*WHAT YOU ARE ASKED TO DO*.
Find each line with the string "WTIC" and report it.

:: RECORDS FOR PROCESSING ::

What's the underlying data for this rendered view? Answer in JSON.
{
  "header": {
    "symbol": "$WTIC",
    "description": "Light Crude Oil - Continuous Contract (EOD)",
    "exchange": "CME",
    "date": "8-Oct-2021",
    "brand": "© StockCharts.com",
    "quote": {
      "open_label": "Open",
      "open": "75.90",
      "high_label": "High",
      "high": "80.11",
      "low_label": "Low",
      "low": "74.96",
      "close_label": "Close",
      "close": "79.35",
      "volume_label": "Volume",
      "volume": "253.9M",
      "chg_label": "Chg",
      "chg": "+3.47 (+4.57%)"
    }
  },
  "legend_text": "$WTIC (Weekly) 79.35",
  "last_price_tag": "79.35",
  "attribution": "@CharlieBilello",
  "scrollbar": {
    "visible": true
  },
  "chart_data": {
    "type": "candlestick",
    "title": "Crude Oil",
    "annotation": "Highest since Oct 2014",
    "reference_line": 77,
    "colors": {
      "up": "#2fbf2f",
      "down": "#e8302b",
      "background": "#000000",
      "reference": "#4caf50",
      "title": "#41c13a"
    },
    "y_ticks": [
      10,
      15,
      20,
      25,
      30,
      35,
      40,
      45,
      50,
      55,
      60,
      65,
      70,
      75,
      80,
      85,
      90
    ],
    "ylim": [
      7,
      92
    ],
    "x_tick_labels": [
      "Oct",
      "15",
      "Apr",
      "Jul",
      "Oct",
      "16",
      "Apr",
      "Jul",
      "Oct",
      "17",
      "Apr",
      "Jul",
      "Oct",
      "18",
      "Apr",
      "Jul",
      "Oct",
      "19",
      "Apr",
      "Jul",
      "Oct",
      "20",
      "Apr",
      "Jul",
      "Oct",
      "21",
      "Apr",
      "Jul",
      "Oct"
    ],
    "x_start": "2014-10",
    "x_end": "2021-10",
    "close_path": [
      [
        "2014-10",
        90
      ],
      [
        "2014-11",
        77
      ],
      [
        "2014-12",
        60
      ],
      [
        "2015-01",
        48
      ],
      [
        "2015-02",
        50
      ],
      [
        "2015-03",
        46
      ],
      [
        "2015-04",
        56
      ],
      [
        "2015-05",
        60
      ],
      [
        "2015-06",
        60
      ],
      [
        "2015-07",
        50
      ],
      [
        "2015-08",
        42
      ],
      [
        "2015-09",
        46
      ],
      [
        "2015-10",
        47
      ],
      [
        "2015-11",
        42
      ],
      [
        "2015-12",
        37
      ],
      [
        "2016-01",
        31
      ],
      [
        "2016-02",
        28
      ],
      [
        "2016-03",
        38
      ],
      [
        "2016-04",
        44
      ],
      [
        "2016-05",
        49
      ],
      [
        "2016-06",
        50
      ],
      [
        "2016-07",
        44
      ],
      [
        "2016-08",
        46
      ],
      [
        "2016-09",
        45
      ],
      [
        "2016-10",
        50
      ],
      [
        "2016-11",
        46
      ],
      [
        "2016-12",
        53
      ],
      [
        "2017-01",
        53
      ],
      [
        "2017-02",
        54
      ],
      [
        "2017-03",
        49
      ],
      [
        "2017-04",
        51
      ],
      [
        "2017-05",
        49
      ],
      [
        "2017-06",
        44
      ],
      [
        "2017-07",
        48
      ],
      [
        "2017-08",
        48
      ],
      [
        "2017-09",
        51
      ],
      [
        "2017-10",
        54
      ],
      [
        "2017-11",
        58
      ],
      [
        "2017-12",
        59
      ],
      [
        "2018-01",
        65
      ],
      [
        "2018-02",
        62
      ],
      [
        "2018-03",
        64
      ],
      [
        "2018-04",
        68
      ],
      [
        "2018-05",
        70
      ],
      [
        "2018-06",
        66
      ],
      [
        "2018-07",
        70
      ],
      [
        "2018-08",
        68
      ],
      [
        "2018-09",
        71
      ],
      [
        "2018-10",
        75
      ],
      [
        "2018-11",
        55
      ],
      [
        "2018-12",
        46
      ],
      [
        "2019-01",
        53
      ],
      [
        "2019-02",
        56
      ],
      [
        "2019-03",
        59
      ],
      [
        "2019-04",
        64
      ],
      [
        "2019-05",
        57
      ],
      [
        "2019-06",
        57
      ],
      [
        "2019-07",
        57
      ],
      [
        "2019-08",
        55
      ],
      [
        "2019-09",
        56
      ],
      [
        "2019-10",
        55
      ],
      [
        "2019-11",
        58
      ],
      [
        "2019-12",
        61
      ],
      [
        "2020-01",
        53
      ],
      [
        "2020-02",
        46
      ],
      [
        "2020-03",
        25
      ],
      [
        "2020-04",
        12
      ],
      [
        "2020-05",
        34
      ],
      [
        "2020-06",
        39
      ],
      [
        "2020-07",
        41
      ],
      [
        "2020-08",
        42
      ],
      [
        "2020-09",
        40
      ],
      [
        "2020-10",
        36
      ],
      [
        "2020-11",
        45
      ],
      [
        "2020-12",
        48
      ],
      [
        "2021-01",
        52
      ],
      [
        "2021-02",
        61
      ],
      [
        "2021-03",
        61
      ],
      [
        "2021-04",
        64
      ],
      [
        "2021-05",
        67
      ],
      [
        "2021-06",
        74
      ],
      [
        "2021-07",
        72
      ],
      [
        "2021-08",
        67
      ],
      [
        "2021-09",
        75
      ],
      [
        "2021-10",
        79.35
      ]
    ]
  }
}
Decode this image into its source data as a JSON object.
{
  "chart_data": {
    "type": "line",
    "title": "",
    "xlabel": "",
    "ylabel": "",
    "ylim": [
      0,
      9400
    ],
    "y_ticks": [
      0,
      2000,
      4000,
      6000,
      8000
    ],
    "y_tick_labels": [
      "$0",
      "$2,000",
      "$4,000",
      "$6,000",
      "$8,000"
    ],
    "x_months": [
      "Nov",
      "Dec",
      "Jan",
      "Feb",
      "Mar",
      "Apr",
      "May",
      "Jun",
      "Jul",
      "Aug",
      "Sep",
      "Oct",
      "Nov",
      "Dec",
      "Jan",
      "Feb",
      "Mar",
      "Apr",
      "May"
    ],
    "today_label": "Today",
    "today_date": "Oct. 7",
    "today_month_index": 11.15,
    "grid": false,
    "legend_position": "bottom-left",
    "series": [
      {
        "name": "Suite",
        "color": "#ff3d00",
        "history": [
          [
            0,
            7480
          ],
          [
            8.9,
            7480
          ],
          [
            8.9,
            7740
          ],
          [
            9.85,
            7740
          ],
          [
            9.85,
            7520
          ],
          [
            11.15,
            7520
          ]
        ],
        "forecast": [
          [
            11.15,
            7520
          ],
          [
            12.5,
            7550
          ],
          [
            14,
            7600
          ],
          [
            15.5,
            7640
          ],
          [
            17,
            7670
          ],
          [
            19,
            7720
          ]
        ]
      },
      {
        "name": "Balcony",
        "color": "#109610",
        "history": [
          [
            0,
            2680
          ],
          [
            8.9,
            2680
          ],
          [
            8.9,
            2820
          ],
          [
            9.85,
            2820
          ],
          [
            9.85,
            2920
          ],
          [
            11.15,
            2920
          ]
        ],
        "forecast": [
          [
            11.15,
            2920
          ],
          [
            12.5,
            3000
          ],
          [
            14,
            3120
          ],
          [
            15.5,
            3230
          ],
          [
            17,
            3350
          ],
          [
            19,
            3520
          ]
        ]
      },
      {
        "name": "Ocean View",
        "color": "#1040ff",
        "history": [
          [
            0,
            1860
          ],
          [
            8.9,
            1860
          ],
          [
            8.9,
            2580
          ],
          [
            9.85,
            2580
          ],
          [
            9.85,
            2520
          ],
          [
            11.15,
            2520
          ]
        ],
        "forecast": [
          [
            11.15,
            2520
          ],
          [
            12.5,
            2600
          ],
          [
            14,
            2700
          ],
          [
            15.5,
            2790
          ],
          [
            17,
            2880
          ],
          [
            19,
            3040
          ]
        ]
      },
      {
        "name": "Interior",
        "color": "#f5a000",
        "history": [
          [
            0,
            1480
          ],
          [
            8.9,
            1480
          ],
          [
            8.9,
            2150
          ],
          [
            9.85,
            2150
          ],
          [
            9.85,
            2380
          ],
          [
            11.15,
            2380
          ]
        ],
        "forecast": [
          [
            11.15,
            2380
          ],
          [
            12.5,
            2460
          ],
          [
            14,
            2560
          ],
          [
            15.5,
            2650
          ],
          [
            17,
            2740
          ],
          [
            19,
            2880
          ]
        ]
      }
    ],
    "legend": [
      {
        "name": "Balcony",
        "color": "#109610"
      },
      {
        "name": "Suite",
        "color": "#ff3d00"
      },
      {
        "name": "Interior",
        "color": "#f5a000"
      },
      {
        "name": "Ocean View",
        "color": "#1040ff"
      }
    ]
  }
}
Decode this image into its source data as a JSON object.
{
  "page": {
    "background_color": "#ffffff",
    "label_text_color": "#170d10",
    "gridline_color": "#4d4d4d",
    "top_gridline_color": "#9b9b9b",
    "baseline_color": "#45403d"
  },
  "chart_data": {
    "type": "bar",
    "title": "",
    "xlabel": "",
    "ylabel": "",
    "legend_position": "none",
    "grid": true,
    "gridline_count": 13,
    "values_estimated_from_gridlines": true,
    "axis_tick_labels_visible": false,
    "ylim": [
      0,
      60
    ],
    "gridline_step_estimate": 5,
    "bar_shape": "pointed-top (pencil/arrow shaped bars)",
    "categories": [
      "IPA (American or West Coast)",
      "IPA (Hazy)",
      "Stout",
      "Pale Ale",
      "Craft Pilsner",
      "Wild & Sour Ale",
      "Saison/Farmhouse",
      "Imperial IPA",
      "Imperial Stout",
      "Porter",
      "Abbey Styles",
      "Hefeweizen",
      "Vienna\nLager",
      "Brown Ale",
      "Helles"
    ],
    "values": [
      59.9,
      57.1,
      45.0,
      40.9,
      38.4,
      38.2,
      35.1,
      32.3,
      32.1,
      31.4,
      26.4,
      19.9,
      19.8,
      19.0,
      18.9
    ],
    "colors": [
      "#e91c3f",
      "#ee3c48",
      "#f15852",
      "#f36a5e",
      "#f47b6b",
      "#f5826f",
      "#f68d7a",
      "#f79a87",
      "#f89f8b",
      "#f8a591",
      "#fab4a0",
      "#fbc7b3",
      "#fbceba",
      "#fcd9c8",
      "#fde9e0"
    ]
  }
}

:::

*EXPECTED OUTPUT*.
    "symbol": "$WTIC",
  "legend_text": "$WTIC (Weekly) 79.35",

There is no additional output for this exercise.